Restate each of the lines below word for word and drop every picture.

--------------------------------------------------

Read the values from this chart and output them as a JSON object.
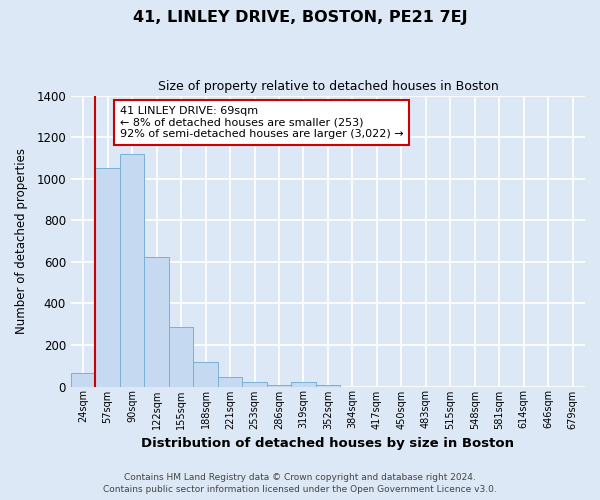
{
  "title": "41, LINLEY DRIVE, BOSTON, PE21 7EJ",
  "subtitle": "Size of property relative to detached houses in Boston",
  "xlabel": "Distribution of detached houses by size in Boston",
  "ylabel": "Number of detached properties",
  "bin_labels": [
    "24sqm",
    "57sqm",
    "90sqm",
    "122sqm",
    "155sqm",
    "188sqm",
    "221sqm",
    "253sqm",
    "286sqm",
    "319sqm",
    "352sqm",
    "384sqm",
    "417sqm",
    "450sqm",
    "483sqm",
    "515sqm",
    "548sqm",
    "581sqm",
    "614sqm",
    "646sqm",
    "679sqm"
  ],
  "bar_values": [
    65,
    1050,
    1120,
    625,
    285,
    120,
    45,
    20,
    5,
    20,
    5,
    0,
    0,
    0,
    0,
    0,
    0,
    0,
    0,
    0,
    0
  ],
  "bar_color": "#c5d9f0",
  "bar_edge_color": "#7bafd4",
  "annotation_title": "41 LINLEY DRIVE: 69sqm",
  "annotation_line1": "← 8% of detached houses are smaller (253)",
  "annotation_line2": "92% of semi-detached houses are larger (3,022) →",
  "annotation_box_color": "#ffffff",
  "annotation_box_edge": "#cc0000",
  "redline_color": "#cc0000",
  "footer1": "Contains HM Land Registry data © Crown copyright and database right 2024.",
  "footer2": "Contains public sector information licensed under the Open Government Licence v3.0.",
  "ylim": [
    0,
    1400
  ],
  "yticks": [
    0,
    200,
    400,
    600,
    800,
    1000,
    1200,
    1400
  ],
  "fig_bg": "#dce8f5",
  "plot_bg": "#dce8f5",
  "grid_color": "#ffffff"
}
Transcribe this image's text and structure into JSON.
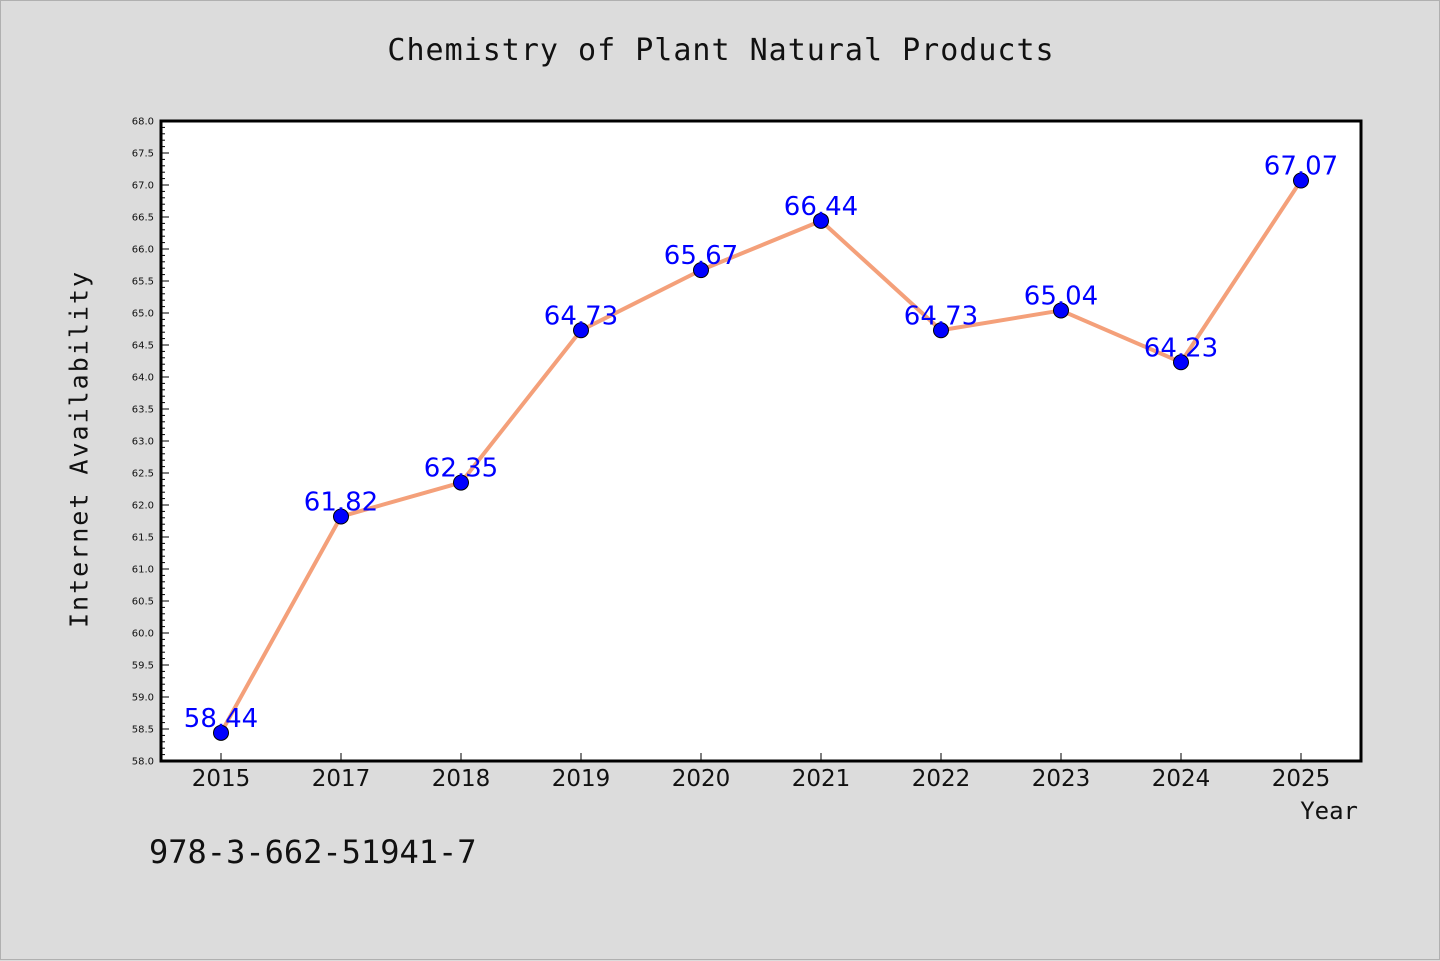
{
  "figure": {
    "title": "Chemistry of Plant Natural Products",
    "footer_code": "978-3-662-51941-7"
  },
  "chart_data": {
    "type": "line",
    "title": "Chemistry of Plant Natural Products",
    "xlabel": "Year",
    "ylabel": "Internet Availability",
    "categories": [
      "2015",
      "2017",
      "2018",
      "2019",
      "2020",
      "2021",
      "2022",
      "2023",
      "2024",
      "2025"
    ],
    "series": [
      {
        "values": [
          58.44,
          61.82,
          62.35,
          64.73,
          65.67,
          66.44,
          64.73,
          65.04,
          64.23,
          67.07
        ],
        "line_color": "#f4a07a",
        "marker_color": "#0000ff"
      }
    ],
    "data_labels": [
      "58.44",
      "61.82",
      "62.35",
      "64.73",
      "65.67",
      "66.44",
      "64.73",
      "65.04",
      "64.23",
      "67.07"
    ],
    "ylim": [
      58.0,
      68.0
    ],
    "yticks": [
      "58.0",
      "58.5",
      "59.0",
      "59.5",
      "60.0",
      "60.5",
      "61.0",
      "61.5",
      "62.0",
      "62.5",
      "63.0",
      "63.5",
      "64.0",
      "64.5",
      "65.0",
      "65.5",
      "66.0",
      "66.5",
      "67.0",
      "67.5",
      "68.0"
    ],
    "grid": false,
    "legend": "none",
    "background": "#dcdcdc",
    "plot_background": "#ffffff"
  }
}
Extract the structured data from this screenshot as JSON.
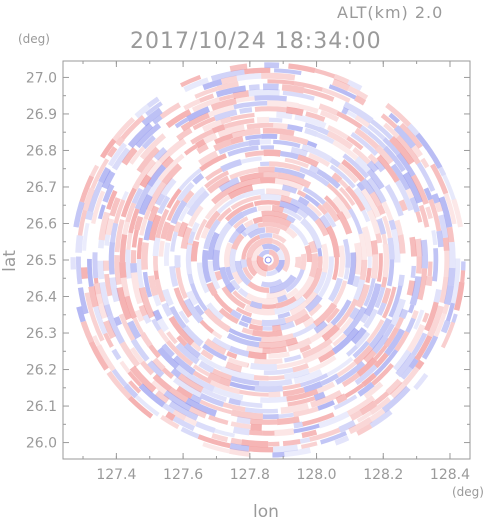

--------------------------------------------------

> [Right answer]
Read the values from this chart and output them as a JSON object.
{
  "title": "41, LINLEY DRIVE, BOSTON, PE21 7EJ",
  "subtitle": "Size of property relative to detached houses in Boston",
  "xlabel": "Distribution of detached houses by size in Boston",
  "ylabel": "Number of detached properties",
  "bin_labels": [
    "24sqm",
    "57sqm",
    "90sqm",
    "122sqm",
    "155sqm",
    "188sqm",
    "221sqm",
    "253sqm",
    "286sqm",
    "319sqm",
    "352sqm",
    "384sqm",
    "417sqm",
    "450sqm",
    "483sqm",
    "515sqm",
    "548sqm",
    "581sqm",
    "614sqm",
    "646sqm",
    "679sqm"
  ],
  "bar_values": [
    65,
    1050,
    1120,
    625,
    285,
    120,
    45,
    20,
    5,
    20,
    5,
    0,
    0,
    0,
    0,
    0,
    0,
    0,
    0,
    0,
    0
  ],
  "bar_color": "#c5d9f0",
  "bar_edge_color": "#7bafd4",
  "annotation_title": "41 LINLEY DRIVE: 69sqm",
  "annotation_line1": "← 8% of detached houses are smaller (253)",
  "annotation_line2": "92% of semi-detached houses are larger (3,022) →",
  "annotation_box_color": "#ffffff",
  "annotation_box_edge": "#cc0000",
  "redline_color": "#cc0000",
  "footer1": "Contains HM Land Registry data © Crown copyright and database right 2024.",
  "footer2": "Contains public sector information licensed under the Open Government Licence v3.0.",
  "ylim": [
    0,
    1400
  ],
  "yticks": [
    0,
    200,
    400,
    600,
    800,
    1000,
    1200,
    1400
  ],
  "fig_bg": "#dce8f5",
  "plot_bg": "#dce8f5",
  "grid_color": "#ffffff"
}
Transcribe this image's text and structure into JSON.
{
  "figure": {
    "title": "Chemistry of Plant Natural Products",
    "footer_code": "978-3-662-51941-7"
  },
  "chart_data": {
    "type": "line",
    "title": "Chemistry of Plant Natural Products",
    "xlabel": "Year",
    "ylabel": "Internet Availability",
    "categories": [
      "2015",
      "2017",
      "2018",
      "2019",
      "2020",
      "2021",
      "2022",
      "2023",
      "2024",
      "2025"
    ],
    "series": [
      {
        "values": [
          58.44,
          61.82,
          62.35,
          64.73,
          65.67,
          66.44,
          64.73,
          65.04,
          64.23,
          67.07
        ],
        "line_color": "#f4a07a",
        "marker_color": "#0000ff"
      }
    ],
    "data_labels": [
      "58.44",
      "61.82",
      "62.35",
      "64.73",
      "65.67",
      "66.44",
      "64.73",
      "65.04",
      "64.23",
      "67.07"
    ],
    "ylim": [
      58.0,
      68.0
    ],
    "yticks": [
      "58.0",
      "58.5",
      "59.0",
      "59.5",
      "60.0",
      "60.5",
      "61.0",
      "61.5",
      "62.0",
      "62.5",
      "63.0",
      "63.5",
      "64.0",
      "64.5",
      "65.0",
      "65.5",
      "66.0",
      "66.5",
      "67.0",
      "67.5",
      "68.0"
    ],
    "grid": false,
    "legend": "none",
    "background": "#dcdcdc",
    "plot_background": "#ffffff"
  }
}
Extract the structured data from this screenshot as JSON.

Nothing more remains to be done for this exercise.